OPDRACHT 1> Neem uit de vermeldingen letterlijk de regels over vanaf de regel met "y-axis-label-exponent: −1: [5, 4, 15, 14]" tot en met de regel met "y-tick-label: 40: [298, 73, 310, 85]".

BD.6710
9 december 1956
Slechte gevolgen van de dwaalleren
Alleen waar de waarheid is, is ook het licht. En daarom kunnen
mensen, die op een dwaalspoor werden geleid door verkeerde leerstellingen,
geen samenhang ontdekken. In hen is het donker en het is hen onmogelijk
in deze toestand zonder licht mijn beeld juist te zien. Hen wordt een
vertekend beeld van Mij gegeven en daarom kunnen ze Mij ook niet echt
liefhebben. Veel meer vrezen ze Mij alleen als een god van wraak en straffende
rechter, terwijl de zuivere waarheid van Mij een beeld onthult, waartoe
ze zich voelen aangetrokken, dat in hen liefde opwekt, omdat het Mij zo
laat zien, zoals Ik ben: een God van liefde, een Vader van Zijn kinderen,
een Heer, wie al Zijn dienaren trouw zijn toegedaan. Wanneer de mensen
voor hun God en Vader liefde zouden voelen, dan zouden ze niet zondigen.
Ze zouden steeds alleen mijn wil proberen te vervullen en dus een leven
leiden in goddelijke ordening. En wanneer de mensen steeds alleen de waarheid
zou worden voorgehouden, dan zouden ze Mij ook moeten liefhebben. Maar
hoe ziet het er in de wereld uit?
Het geestelijk lage niveau der mensen, de liefdeloosheid, bewijzen, dat
de mensen zich niet in het licht van de waarheid bevinden, dat hen dus
verkeerde leren over Mij en onjuist denken is overgebracht, daar ze anders
niet in deze duisternis zouden kunnen leven. Maar de mensen zijn ook niet
meer in staat, het licht van de waarheid in ontvangst te nemen. Hun blindheid
is zo erg, dat er geen lichtstraal meer doordringt en dat daarom ook de
waarheid niet meer wordt ingezien. Het is mijn tegenstander gelukt, het
nachtelijke duister zoveel dieper te maken, dat een mens zelden de weg
naar het licht van de morgen kan vinden en toch wordt ook deze ondoordringbaar
schijnende nacht verlicht door opflitsende lichten. En steeds weer wordt
de mensen in dit lichtschijnsel een weg getoond, die uit het donker wegvoert
naar het licht van de dag. En ook aan de volledig blinden worden gidsen
meegegeven, die hen hun leiding aanbieden. En alleen een beetje goede
wil is nodig.

WERKGEGEVENS>
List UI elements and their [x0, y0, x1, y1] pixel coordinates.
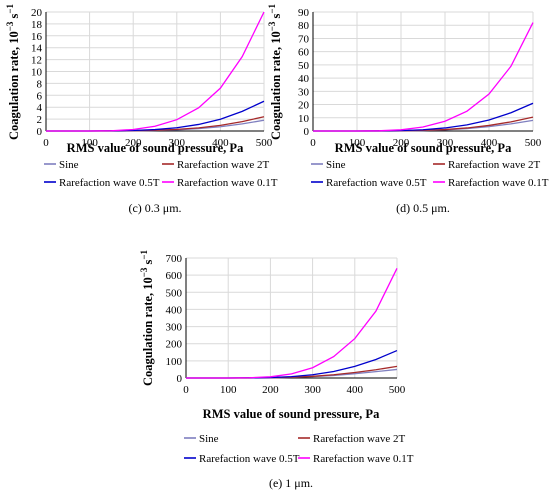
y-axis-label-exponent: −1: [5, 4, 15, 14]
y-tick-label: 20: [298, 100, 310, 112]
y-axis-label-exponent: −3: [139, 267, 149, 277]
y-tick-label: 6: [37, 90, 43, 102]
y-axis-label-part: s: [269, 14, 283, 22]
legend-label-1: Rarefaction wave 2T: [177, 159, 270, 171]
x-tick-label: 300: [437, 137, 454, 149]
x-axis-label: RMS value of sound pressure, Pa: [67, 141, 244, 155]
y-axis-label: Coagulation rate, 10−3 s−1: [267, 4, 283, 140]
x-tick-label: 400: [212, 137, 229, 149]
y-tick-label: 30: [298, 86, 310, 98]
y-tick-label: 2: [37, 114, 43, 126]
y-tick-label: 60: [298, 47, 310, 59]
legend-label-0: Sine: [199, 433, 219, 445]
series-line-3: [313, 22, 534, 132]
x-tick-label: 500: [256, 137, 273, 149]
legend-label-3: Rarefaction wave 0.1T: [177, 177, 278, 189]
legend-label-3: Rarefaction wave 0.1T: [313, 453, 414, 465]
y-tick-label: 300: [166, 322, 183, 334]
y-tick-label: 80: [298, 20, 310, 32]
y-axis-label: Coagulation rate, 10−3 s−1: [5, 4, 21, 140]
y-tick-label: 0: [177, 373, 183, 385]
x-tick-label: 300: [169, 137, 186, 149]
y-tick-label: 40: [298, 73, 310, 85]
y-tick-label: 700: [166, 253, 183, 265]
y-tick-label: 16: [31, 31, 43, 43]
x-tick-label: 0: [43, 137, 49, 149]
y-tick-label: 10: [298, 113, 310, 125]
legend-label-0: Sine: [326, 159, 346, 171]
x-tick-label: 100: [220, 384, 237, 396]
y-tick-label: 50: [298, 60, 310, 72]
y-tick-label: 12: [31, 55, 42, 67]
x-tick-label: 0: [310, 137, 316, 149]
y-axis-label-exponent: −3: [5, 21, 15, 31]
figure-caption: (e) 1 μm.: [269, 476, 313, 490]
x-tick-label: 200: [393, 137, 410, 149]
legend-label-0: Sine: [59, 159, 79, 171]
y-tick-label: 4: [37, 102, 43, 114]
x-axis-label: RMS value of sound pressure, Pa: [335, 141, 512, 155]
series-line-3: [46, 11, 265, 132]
x-tick-label: 200: [262, 384, 279, 396]
y-tick-label: 0: [37, 126, 43, 138]
y-tick-label: 500: [166, 287, 183, 299]
y-tick-label: 0: [304, 126, 310, 138]
series-line-3: [186, 268, 398, 379]
y-axis-label-part: Coagulation rate, 10: [269, 31, 283, 140]
legend-label-1: Rarefaction wave 2T: [448, 159, 541, 171]
legend-label-2: Rarefaction wave 0.5T: [199, 453, 300, 465]
y-tick-label: 200: [166, 339, 183, 351]
y-tick-label: 20: [31, 7, 43, 19]
x-tick-label: 100: [349, 137, 366, 149]
series-line-1: [313, 116, 534, 132]
x-tick-label: 500: [525, 137, 542, 149]
y-axis-label-part: s: [141, 260, 155, 268]
legend-label-2: Rarefaction wave 0.5T: [326, 177, 427, 189]
y-axis-label: Coagulation rate, 10−3 s−1: [139, 250, 155, 386]
x-tick-label: 500: [389, 384, 406, 396]
y-axis-label-exponent: −1: [267, 4, 277, 14]
x-tick-label: 300: [304, 384, 321, 396]
chart-2: 0 100 200 300 400 500 0 100 200 300 400 500 600 700 RM…: [139, 250, 414, 490]
y-tick-label: 70: [298, 33, 310, 45]
x-tick-label: 200: [125, 137, 142, 149]
y-tick-label: 600: [166, 270, 183, 282]
legend-label-1: Rarefaction wave 2T: [313, 433, 406, 445]
y-tick-label: 18: [31, 19, 43, 31]
x-tick-label: 400: [481, 137, 498, 149]
figure-caption: (c) 0.3 μm.: [128, 201, 181, 215]
y-tick-label: 400: [166, 304, 183, 316]
figure-caption: (d) 0.5 μm.: [396, 201, 450, 215]
y-tick-label: 10: [31, 67, 43, 79]
x-tick-label: 400: [347, 384, 364, 396]
y-axis-label-part: s: [7, 14, 21, 22]
y-tick-label: 8: [37, 78, 43, 90]
legend-label-3: Rarefaction wave 0.1T: [448, 177, 549, 189]
x-tick-label: 0: [183, 384, 189, 396]
y-tick-label: 14: [31, 43, 43, 55]
x-tick-label: 100: [81, 137, 98, 149]
y-tick-label: 90: [298, 7, 310, 19]
y-tick-label: 100: [166, 356, 183, 368]
y-axis-label-exponent: −3: [267, 21, 277, 31]
legend-label-2: Rarefaction wave 0.5T: [59, 177, 160, 189]
y-axis-label-exponent: −1: [139, 250, 149, 260]
y-axis-label-part: Coagulation rate, 10: [7, 31, 21, 140]
x-axis-label: RMS value of sound pressure, Pa: [203, 407, 380, 421]
y-axis-label-part: Coagulation rate, 10: [141, 277, 155, 386]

OPDRACHT 2> Herhaal de tekst over de gevolgen van dwaalleren volledig en letterlijk.

VOLLEDIG ANTWOORD 1>
y-axis-label-exponent: −1: [5, 4, 15, 14]
y-tick-label: 20: [298, 100, 310, 112]
y-axis-label-exponent: −3: [139, 267, 149, 277]
y-tick-label: 6: [37, 90, 43, 102]
y-axis-label-part: s: [269, 14, 283, 22]
legend-label-1: Rarefaction wave 2T: [177, 159, 270, 171]
x-tick-label: 300: [437, 137, 454, 149]
x-axis-label: RMS value of sound pressure, Pa: [67, 141, 244, 155]
y-axis-label: Coagulation rate, 10−3 s−1: [267, 4, 283, 140]
x-tick-label: 400: [212, 137, 229, 149]
y-tick-label: 30: [298, 86, 310, 98]
y-tick-label: 2: [37, 114, 43, 126]
y-tick-label: 60: [298, 47, 310, 59]
legend-label-0: Sine: [199, 433, 219, 445]
series-line-3: [313, 22, 534, 132]
x-tick-label: 500: [256, 137, 273, 149]
legend-label-3: Rarefaction wave 0.1T: [177, 177, 278, 189]
legend-label-3: Rarefaction wave 0.1T: [313, 453, 414, 465]
y-tick-label: 300: [166, 322, 183, 334]
y-tick-label: 80: [298, 20, 310, 32]
y-axis-label: Coagulation rate, 10−3 s−1: [5, 4, 21, 140]
y-tick-label: 0: [177, 373, 183, 385]
x-tick-label: 300: [169, 137, 186, 149]
y-tick-label: 40: [298, 73, 310, 85]

VOLLEDIG ANTWOORD 2>
BD.6710
9 december 1956
Slechte gevolgen van de dwaalleren
Alleen waar de waarheid is, is ook het licht. En daarom kunnen
mensen, die op een dwaalspoor werden geleid door verkeerde leerstellingen,
geen samenhang ontdekken. In hen is het donker en het is hen onmogelijk
in deze toestand zonder licht mijn beeld juist te zien. Hen wordt een
vertekend beeld van Mij gegeven en daarom kunnen ze Mij ook niet echt
liefhebben. Veel meer vrezen ze Mij alleen als een god van wraak en straffende
rechter, terwijl de zuivere waarheid van Mij een beeld onthult, waartoe
ze zich voelen aangetrokken, dat in hen liefde opwekt, omdat het Mij zo
laat zien, zoals Ik ben: een God van liefde, een Vader van Zijn kinderen,
een Heer, wie al Zijn dienaren trouw zijn toegedaan. Wanneer de mensen
voor hun God en Vader liefde zouden voelen, dan zouden ze niet zondigen.
Ze zouden steeds alleen mijn wil proberen te vervullen en dus een leven
leiden in goddelijke ordening. En wanneer de mensen steeds alleen de waarheid
zou worden voorgehouden, dan zouden ze Mij ook moeten liefhebben. Maar
hoe ziet het er in de wereld uit?
Het geestelijk lage niveau der mensen, de liefdeloosheid, bewijzen, dat
de mensen zich niet in het licht van de waarheid bevinden, dat hen dus
verkeerde leren over Mij en onjuist denken is overgebracht, daar ze anders
niet in deze duisternis zouden kunnen leven. Maar de mensen zijn ook niet
meer in staat, het licht van de waarheid in ontvangst te nemen. Hun blindheid
is zo erg, dat er geen lichtstraal meer doordringt en dat daarom ook de
waarheid niet meer wordt ingezien. Het is mijn tegenstander gelukt, het
nachtelijke duister zoveel dieper te maken, dat een mens zelden de weg
naar het licht van de morgen kan vinden en toch wordt ook deze ondoordringbaar
schijnende nacht verlicht door opflitsende lichten. En steeds weer wordt
de mensen in dit lichtschijnsel een weg getoond, die uit het donker wegvoert
naar het licht van de dag. En ook aan de volledig blinden worden gidsen
meegegeven, die hen hun leiding aanbieden. En alleen een beetje goede
wil is nodig.